Dataset extract:
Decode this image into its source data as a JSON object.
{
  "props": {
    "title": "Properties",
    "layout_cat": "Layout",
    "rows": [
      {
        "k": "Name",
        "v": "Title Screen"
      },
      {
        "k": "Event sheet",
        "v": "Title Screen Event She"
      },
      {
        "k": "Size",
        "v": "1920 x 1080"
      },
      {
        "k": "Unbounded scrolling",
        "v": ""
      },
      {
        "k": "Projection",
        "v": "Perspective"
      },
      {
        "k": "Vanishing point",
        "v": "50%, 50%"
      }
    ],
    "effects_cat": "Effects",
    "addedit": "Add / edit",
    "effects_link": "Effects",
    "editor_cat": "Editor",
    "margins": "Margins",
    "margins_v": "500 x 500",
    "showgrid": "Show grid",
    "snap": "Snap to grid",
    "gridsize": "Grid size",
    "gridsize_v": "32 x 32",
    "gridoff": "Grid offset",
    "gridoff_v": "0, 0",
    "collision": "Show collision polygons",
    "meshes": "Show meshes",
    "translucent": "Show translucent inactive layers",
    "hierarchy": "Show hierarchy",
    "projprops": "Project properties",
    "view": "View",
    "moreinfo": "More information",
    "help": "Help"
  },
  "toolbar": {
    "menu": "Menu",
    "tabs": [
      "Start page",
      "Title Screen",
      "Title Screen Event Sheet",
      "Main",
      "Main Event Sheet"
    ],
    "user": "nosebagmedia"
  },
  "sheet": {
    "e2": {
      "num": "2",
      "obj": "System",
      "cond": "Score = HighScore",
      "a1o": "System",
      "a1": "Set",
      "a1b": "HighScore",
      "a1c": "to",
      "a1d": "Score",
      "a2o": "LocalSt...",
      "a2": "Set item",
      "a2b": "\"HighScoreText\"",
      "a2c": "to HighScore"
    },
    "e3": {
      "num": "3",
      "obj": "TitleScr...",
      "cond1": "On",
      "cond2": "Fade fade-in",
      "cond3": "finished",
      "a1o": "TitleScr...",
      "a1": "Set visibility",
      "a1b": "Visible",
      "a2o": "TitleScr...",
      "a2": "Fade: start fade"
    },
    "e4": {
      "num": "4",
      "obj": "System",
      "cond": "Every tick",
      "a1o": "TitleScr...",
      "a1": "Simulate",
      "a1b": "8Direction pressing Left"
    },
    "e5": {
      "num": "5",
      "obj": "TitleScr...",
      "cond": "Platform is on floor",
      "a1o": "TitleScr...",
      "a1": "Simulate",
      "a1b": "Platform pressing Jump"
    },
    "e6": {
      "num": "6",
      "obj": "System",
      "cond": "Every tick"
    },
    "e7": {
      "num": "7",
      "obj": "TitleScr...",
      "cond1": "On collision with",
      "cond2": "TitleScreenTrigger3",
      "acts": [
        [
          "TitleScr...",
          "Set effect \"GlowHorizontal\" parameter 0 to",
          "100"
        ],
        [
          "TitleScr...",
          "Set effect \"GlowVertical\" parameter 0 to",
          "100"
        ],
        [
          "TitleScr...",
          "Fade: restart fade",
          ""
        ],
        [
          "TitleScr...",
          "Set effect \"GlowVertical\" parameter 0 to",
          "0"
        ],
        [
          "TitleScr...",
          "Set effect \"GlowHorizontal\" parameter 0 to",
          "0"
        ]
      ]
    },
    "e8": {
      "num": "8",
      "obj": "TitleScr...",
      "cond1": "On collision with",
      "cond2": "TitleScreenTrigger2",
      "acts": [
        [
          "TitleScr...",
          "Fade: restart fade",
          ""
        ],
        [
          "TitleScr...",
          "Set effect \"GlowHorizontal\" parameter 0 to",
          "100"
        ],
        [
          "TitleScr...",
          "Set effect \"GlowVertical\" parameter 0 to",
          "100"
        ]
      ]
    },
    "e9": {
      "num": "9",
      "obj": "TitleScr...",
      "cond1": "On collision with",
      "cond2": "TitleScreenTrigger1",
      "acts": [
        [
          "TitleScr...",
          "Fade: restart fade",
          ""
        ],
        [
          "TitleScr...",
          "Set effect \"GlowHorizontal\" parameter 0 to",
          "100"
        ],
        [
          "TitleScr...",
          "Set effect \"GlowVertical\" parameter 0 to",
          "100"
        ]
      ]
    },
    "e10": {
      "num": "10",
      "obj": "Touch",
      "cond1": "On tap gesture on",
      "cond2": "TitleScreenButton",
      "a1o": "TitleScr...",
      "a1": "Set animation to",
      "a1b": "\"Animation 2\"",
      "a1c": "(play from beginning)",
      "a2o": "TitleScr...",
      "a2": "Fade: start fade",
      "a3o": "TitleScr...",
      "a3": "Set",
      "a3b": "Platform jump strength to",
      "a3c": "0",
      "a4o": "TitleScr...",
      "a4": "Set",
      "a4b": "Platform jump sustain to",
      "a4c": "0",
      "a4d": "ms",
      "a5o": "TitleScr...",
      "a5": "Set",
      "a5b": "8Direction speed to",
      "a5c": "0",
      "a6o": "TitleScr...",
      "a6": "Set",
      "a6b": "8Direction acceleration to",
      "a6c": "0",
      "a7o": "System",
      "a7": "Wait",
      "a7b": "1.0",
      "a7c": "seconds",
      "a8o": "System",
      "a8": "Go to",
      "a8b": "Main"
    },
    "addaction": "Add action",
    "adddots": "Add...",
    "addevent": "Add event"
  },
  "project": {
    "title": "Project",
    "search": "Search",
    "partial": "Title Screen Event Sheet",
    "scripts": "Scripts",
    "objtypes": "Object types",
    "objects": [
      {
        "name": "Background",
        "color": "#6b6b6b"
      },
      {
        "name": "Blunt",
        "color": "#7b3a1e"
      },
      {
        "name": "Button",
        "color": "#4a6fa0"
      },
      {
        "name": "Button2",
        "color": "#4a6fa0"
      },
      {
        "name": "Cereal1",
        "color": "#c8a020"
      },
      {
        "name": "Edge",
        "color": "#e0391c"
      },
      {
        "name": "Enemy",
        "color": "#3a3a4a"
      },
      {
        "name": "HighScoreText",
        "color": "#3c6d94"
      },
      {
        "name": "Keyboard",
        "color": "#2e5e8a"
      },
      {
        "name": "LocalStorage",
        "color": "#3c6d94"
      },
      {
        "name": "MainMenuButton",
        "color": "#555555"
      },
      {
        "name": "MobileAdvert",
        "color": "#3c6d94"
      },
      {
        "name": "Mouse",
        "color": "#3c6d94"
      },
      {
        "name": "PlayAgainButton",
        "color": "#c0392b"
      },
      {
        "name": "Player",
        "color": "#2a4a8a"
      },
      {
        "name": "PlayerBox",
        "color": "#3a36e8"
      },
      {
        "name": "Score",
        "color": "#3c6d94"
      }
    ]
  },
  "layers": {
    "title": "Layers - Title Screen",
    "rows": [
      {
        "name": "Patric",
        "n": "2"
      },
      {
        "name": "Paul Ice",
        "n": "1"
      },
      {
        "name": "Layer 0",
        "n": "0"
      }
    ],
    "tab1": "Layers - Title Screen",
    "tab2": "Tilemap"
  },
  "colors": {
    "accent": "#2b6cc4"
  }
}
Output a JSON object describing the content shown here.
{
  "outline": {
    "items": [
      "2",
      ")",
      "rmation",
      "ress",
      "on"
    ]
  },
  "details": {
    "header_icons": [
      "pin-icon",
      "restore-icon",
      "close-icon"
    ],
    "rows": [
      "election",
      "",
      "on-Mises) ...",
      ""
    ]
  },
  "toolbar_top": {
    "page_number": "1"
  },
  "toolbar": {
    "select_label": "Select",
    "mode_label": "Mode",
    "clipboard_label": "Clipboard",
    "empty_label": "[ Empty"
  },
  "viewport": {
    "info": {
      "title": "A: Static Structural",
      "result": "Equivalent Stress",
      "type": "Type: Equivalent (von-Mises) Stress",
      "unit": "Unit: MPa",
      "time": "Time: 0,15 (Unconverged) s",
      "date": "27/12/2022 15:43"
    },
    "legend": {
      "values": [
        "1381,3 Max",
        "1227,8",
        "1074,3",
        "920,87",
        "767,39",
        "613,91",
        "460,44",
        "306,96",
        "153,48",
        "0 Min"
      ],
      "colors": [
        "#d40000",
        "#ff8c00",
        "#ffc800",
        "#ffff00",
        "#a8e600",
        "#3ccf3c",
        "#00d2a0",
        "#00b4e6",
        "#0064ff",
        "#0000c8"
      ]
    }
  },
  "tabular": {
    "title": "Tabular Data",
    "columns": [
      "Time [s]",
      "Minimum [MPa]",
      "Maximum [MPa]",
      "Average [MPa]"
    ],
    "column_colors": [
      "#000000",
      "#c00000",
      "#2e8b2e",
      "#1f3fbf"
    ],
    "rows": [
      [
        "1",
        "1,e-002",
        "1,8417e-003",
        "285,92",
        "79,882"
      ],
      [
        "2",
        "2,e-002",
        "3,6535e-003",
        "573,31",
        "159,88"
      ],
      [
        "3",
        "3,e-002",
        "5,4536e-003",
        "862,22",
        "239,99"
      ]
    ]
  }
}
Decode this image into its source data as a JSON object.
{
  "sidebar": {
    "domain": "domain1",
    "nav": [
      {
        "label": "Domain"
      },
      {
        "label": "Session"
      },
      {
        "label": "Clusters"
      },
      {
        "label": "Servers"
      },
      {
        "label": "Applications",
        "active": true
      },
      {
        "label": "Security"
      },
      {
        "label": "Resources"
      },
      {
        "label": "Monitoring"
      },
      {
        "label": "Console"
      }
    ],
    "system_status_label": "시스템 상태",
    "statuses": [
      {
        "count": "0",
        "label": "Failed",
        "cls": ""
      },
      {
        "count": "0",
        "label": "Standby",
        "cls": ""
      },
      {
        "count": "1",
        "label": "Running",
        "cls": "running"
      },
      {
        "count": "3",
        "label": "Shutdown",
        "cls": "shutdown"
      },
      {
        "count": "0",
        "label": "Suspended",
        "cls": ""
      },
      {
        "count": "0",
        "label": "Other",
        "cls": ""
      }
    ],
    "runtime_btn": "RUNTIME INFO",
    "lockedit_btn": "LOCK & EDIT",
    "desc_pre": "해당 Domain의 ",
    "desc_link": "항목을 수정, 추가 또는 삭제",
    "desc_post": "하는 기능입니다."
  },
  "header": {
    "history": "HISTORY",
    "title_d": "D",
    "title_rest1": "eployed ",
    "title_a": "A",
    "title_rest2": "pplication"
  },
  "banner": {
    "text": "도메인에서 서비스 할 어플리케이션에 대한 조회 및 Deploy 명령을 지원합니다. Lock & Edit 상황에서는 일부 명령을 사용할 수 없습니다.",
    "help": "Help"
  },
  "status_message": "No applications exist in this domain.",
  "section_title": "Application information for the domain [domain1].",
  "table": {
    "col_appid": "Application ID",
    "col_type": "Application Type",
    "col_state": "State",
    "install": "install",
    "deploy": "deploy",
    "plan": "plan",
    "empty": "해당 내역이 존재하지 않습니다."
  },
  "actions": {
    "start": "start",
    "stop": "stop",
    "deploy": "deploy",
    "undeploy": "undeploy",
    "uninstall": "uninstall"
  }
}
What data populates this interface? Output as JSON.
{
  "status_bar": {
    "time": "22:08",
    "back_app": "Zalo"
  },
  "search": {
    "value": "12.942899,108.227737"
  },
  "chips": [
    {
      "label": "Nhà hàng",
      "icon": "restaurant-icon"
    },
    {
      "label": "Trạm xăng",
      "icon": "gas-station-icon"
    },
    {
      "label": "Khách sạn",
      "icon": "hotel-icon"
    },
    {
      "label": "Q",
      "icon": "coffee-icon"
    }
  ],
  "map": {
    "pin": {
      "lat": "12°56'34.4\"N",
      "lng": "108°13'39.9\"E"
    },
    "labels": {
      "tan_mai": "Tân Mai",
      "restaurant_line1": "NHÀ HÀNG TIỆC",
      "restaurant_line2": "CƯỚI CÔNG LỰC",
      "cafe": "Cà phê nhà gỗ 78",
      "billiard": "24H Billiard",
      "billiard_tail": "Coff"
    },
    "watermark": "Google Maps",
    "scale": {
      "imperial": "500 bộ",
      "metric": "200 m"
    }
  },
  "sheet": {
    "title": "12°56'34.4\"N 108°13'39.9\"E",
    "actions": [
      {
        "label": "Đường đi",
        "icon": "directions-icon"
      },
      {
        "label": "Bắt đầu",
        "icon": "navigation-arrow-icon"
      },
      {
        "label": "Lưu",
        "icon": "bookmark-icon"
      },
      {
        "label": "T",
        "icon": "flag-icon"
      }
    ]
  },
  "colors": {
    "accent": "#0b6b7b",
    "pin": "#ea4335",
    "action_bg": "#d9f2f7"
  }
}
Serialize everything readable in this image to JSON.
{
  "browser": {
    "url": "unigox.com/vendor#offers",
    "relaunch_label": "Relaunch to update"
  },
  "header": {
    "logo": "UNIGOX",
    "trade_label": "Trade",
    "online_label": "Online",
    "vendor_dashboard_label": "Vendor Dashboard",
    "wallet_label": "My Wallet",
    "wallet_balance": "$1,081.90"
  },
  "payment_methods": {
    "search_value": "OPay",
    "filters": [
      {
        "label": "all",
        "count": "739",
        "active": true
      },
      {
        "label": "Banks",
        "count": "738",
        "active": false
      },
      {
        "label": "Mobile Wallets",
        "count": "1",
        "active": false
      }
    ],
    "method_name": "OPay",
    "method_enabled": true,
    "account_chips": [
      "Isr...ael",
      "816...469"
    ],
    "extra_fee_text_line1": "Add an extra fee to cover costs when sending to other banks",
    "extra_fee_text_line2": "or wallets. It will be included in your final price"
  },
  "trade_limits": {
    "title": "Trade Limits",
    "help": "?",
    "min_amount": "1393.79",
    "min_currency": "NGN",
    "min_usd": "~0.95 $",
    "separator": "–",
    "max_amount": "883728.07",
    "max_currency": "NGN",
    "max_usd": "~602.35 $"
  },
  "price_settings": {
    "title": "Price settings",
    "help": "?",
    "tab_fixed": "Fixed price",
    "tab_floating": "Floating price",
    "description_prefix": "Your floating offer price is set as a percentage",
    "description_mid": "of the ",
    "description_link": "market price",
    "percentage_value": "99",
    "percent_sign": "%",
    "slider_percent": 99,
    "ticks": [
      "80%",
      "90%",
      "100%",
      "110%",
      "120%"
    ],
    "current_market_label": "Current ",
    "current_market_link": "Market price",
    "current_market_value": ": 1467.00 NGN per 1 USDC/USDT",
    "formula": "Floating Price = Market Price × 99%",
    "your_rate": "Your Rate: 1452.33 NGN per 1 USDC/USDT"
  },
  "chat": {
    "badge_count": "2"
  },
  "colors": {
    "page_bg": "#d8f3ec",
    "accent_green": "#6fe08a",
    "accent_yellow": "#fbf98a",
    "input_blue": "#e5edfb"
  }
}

Required work: Pull out all lines of the data with the string "USDT".

Exercise output:
    "current_market_value": ": 1467.00 NGN per 1 USDC/USDT",
    "your_rate": "Your Rate: 1452.33 NGN per 1 USDC/USDT"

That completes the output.